A verbatim copy of the listing is needed; pictures are to be left out.

++++++++++++++++++++

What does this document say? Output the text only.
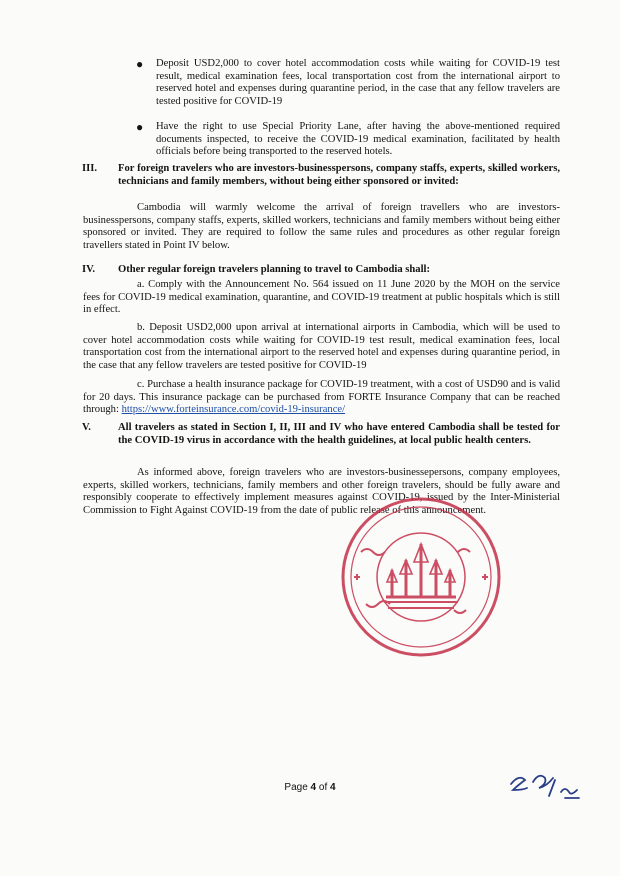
● Deposit USD2,000 to cover hotel accommodation costs while waiting for COVID-19 test result, medical examination fees, local transportation cost from the international airport to reserved hotel and expenses during quarantine period, in the case that any fellow travelers are tested positive for COVID-19
● Have the right to use Special Priority Lane, after having the above-mentioned required documents inspected, to receive the COVID-19 medical examination, facilitated by health officials before being transported to the reserved hotels.
III. For foreign travelers who are investors-businesspersons, company staffs, experts, skilled workers, technicians and family members, without being either sponsored or invited:
Cambodia will warmly welcome the arrival of foreign travellers who are investors-businesspersons, company staffs, experts, skilled workers, technicians and family members without being either sponsored or invited. They are required to follow the same rules and procedures as other regular foreign travellers stated in Point IV below.
IV. Other regular foreign travelers planning to travel to Cambodia shall:
a. Comply with the Announcement No. 564 issued on 11 June 2020 by the MOH on the service fees for COVID-19 medical examination, quarantine, and COVID-19 treatment at public hospitals which is still in effect.
b. Deposit USD2,000 upon arrival at international airports in Cambodia, which will be used to cover hotel accommodation costs while waiting for COVID-19 test result, medical examination fees, local transportation cost from the international airport to the reserved hotel and expenses during quarantine period, in the case that any fellow travelers are tested positive for COVID-19
c. Purchase a health insurance package for COVID-19 treatment, with a cost of USD90 and is valid for 20 days. This insurance package can be purchased from FORTE Insurance Company that can be reached through: https://www.forteinsurance.com/covid-19-insurance/
V.	All travelers as stated in Section I, II, III and IV who have entered Cambodia shall be tested for the COVID-19 virus in accordance with the health guidelines, at local public health centers.
As informed above, foreign travelers who are investors-businessepersons, company employees, experts, skilled workers, technicians, family members and other foreign travelers, should be fully aware and responsibly cooperate to effectively implement measures against COVID-19, issued by the Inter-Ministerial Commission to Fight Against COVID-19 from the date of public release of this announcement.
Page 4 of 4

++++++++++++++++++++

**Result of this task:**
What does this document say? Output the text only.
● Deposit USD2,000 to cover hotel accommodation costs while waiting for COVID-19 test result, medical examination fees, local transportation cost from the international airport to reserved hotel and expenses during quarantine period, in the case that any fellow travelers are tested positive for COVID-19
● Have the right to use Special Priority Lane, after having the above-mentioned required documents inspected, to receive the COVID-19 medical examination, facilitated by health officials before being transported to the reserved hotels.
III. For foreign travelers who are investors-businesspersons, company staffs, experts, skilled workers, technicians and family members, without being either sponsored or invited:
Cambodia will warmly welcome the arrival of foreign travellers who are investors-businesspersons, company staffs, experts, skilled workers, technicians and family members without being either sponsored or invited. They are required to follow the same rules and procedures as other regular foreign travellers stated in Point IV below.
IV. Other regular foreign travelers planning to travel to Cambodia shall:
a. Comply with the Announcement No. 564 issued on 11 June 2020 by the MOH on the service fees for COVID-19 medical examination, quarantine, and COVID-19 treatment at public hospitals which is still in effect.
b. Deposit USD2,000 upon arrival at international airports in Cambodia, which will be used to cover hotel accommodation costs while waiting for COVID-19 test result, medical examination fees, local transportation cost from the international airport to the reserved hotel and expenses during quarantine period, in the case that any fellow travelers are tested positive for COVID-19
c. Purchase a health insurance package for COVID-19 treatment, with a cost of USD90 and is valid for 20 days. This insurance package can be purchased from FORTE Insurance Company that can be reached through: https://www.forteinsurance.com/covid-19-insurance/
V.	All travelers as stated in Section I, II, III and IV who have entered Cambodia shall be tested for the COVID-19 virus in accordance with the health guidelines, at local public health centers.
As informed above, foreign travelers who are investors-businessepersons, company employees, experts, skilled workers, technicians, family members and other foreign travelers, should be fully aware and responsibly cooperate to effectively implement measures against COVID-19, issued by the Inter-Ministerial Commission to Fight Against COVID-19 from the date of public release of this announcement.
Page 4 of 4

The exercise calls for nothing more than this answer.